Text segment:
Understanding how to change foundation purpose in Switzerland is one of the most consequential governance questions a founder or board can face. Swiss foundation law, codified in Articles 80–89 of the Swiss Civil Code (ZGB), treats the stated purpose as the legal cornerstone of every foundation, and for decades, that purpose was considered virtually immutable. The 2006 revision of the ZGB introduced Article 86a, granting founders who expressly reserved the right a formal mechanism to request an amendment, subject to a mandatory waiting period and supervisory oversight. As the 2024–2026 foundation-law refresh continues to reshape supervisory-authority practice across cantons, practitioners now have more options, and more complexity, than ever when deciding between a purpose amendment, a foundation merger, or dissolution.

TL;DR, Can You Change a Swiss Foundation’s Purpose? Quick Answer & Key Paths

Yes, it is possible to change a Swiss foundation’s purpose, but the available route depends on whether the founder reserved that right and on the circumstances driving the change. Here are the key paths at a glance:

  • Founder-driven amendment (Art. 86a ZGB). If the founder expressly reserved the right to change the purpose in the foundation charter, the founder may apply for an amendment, but only after at least 10 years have elapsed since the foundation was established or since the last such change.
  • Supervisory-authority amendment (Art. 86 ZGB). Where the original purpose has changed in character to the extent that it no longer corresponds to the founder’s intent, the competent supervisory authority (or, for family and ecclesiastical foundations, the court) may amend the purpose on application or on its own initiative.
  • Restructure or dissolution. When neither amendment route is available or practical, a foundation merger in Switzerland or an orderly dissolution under Art. 88–89 ZGB may be the better path, particularly to preserve assets and protect beneficiaries.
  • Recommended next step: Before initiating any change, obtain a legal opinion on which route applies and engage the relevant supervisory authority early in the process.

Background, Legal Nature of Swiss Foundations and How to Change Foundation Purpose in Switzerland

A Swiss foundation is established by the dedication of assets to a specific purpose (Art. 80 ZGB). Unlike an association, a foundation has no members, it is an independent legal entity governed by its charter (Stiftungsurkunde), regulations and a board (Stiftungsrat). The founder sets the purpose, endows the assets, and then, in principle, steps back: the foundation exists to serve its stated mission in perpetuity.

This structural rigidity is what distinguishes foundations from associations in Switzerland. An association’s members may vote to change its objects by simple majority; a foundation’s purpose, by contrast, can only be altered through the specific statutory mechanisms in Art. 86 and Art. 86a ZGB. The Swiss Foundation Code, published by SwissFoundations, reinforces this principle while also acknowledging that good governance sometimes demands adaptation.

Actions to take:
A. Change "charter" to "deed" in the Swiss foundation passage, starting with "A Swiss foundation is" and going on through "sometimes demands adaptation.".
B. According to the Swiss foundation passage, how much time must pass before a founder who reserved the right can apply to amend the purpose under Art. 86a ZGB?
The data entries stand apart from the Swiss foundation passage and are separate material.

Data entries
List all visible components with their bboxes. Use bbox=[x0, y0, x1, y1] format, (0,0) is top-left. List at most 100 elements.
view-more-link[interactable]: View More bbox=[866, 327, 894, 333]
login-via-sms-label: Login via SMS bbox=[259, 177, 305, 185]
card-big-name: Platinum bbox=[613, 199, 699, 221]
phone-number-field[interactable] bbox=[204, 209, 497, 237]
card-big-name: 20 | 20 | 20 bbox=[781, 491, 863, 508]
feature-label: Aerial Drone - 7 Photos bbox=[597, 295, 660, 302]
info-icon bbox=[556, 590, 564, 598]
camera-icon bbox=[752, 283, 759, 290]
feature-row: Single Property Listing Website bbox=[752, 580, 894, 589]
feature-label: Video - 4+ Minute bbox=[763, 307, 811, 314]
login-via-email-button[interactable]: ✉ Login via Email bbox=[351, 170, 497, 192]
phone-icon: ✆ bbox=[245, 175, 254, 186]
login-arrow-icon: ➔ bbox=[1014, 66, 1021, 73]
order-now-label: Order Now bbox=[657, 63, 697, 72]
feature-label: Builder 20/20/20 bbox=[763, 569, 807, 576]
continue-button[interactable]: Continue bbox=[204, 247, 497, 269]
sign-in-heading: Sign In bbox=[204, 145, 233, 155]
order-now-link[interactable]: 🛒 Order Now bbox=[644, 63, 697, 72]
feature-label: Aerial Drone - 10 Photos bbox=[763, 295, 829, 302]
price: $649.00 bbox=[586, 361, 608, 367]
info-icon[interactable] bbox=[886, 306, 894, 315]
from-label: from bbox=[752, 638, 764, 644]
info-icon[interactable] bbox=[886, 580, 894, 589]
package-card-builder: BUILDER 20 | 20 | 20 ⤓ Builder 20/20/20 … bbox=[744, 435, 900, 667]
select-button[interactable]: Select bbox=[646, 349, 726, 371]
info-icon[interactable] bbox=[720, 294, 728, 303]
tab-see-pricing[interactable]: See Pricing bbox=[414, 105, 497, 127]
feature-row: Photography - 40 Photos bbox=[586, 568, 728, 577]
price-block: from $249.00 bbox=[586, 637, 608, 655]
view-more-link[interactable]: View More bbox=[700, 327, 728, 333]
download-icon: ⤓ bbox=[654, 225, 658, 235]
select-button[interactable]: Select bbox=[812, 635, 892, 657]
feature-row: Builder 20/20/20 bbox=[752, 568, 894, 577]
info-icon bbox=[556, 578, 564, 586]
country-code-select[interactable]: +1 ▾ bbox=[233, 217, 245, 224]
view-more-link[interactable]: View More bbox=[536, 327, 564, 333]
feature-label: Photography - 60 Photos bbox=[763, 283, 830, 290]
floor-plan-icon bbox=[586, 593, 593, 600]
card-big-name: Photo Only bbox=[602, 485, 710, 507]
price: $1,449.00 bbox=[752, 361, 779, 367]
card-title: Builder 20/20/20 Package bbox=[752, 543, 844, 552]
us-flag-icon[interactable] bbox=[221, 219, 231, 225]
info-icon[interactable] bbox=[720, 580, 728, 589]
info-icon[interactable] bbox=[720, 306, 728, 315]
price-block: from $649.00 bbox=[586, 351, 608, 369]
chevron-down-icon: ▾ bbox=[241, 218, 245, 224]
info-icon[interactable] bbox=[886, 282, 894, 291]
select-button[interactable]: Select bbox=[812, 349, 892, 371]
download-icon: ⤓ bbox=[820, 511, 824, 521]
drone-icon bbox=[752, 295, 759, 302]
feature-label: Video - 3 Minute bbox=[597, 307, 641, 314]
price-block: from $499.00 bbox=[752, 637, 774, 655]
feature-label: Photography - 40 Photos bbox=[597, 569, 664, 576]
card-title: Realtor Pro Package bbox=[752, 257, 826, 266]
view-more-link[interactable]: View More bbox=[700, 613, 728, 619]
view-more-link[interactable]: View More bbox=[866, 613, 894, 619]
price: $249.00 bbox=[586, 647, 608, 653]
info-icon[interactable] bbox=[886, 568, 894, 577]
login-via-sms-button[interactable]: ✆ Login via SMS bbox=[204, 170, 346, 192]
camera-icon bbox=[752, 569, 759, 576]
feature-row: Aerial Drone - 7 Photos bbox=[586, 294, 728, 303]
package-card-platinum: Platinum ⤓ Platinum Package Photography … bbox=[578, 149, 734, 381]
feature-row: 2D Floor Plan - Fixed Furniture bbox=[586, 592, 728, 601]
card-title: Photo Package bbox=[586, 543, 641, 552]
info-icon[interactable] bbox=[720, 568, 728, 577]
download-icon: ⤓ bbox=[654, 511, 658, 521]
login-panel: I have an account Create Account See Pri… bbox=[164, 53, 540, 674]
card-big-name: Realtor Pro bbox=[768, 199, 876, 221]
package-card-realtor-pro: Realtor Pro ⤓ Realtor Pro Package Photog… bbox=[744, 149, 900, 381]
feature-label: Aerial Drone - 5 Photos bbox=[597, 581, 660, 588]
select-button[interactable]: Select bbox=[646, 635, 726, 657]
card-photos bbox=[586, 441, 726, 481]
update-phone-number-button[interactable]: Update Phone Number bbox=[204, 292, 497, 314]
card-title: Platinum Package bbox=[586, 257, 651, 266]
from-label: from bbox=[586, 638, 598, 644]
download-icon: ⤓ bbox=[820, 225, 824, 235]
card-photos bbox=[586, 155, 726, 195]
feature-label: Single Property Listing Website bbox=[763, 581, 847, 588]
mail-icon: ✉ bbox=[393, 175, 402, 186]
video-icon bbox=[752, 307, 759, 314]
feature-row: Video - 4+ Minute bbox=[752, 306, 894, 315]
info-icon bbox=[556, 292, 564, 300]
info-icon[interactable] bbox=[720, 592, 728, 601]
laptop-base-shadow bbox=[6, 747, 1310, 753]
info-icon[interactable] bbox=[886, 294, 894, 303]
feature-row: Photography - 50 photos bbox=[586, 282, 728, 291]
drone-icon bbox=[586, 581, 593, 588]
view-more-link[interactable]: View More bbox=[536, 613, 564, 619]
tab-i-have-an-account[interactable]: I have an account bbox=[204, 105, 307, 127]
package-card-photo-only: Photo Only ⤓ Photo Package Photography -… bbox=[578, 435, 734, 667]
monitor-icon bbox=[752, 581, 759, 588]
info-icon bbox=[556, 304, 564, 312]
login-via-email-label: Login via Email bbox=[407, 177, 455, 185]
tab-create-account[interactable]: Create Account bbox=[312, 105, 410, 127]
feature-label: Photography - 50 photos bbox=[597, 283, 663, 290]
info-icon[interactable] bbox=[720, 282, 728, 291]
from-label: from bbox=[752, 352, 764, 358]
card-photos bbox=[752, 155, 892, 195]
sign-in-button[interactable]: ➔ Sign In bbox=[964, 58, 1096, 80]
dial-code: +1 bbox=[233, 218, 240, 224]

Set of answers:
A.
A Swiss foundation is established by the dedication of assets to a specific purpose (Art. 80 ZGB). Unlike an association, a foundation has no members, it is an independent legal entity governed by its deed (Stiftungsurkunde), regulations and a board (Stiftungsrat). The founder sets the purpose, endows the assets, and then, in principle, steps back: the foundation exists to serve its stated mission in perpetuity.

This structural rigidity is what distinguishes foundations from associations in Switzerland. An association’s members may vote to change its objects by simple majority; a foundation’s purpose, by contrast, can only be altered through the specific statutory mechanisms in Art. 86 and Art. 86a ZGB. The Swiss Foundation Code, published by SwissFoundations, reinforces this principle while also acknowledging that good governance sometimes demands adaptation.

B. At least 10 years since the foundation was established or since the last such change.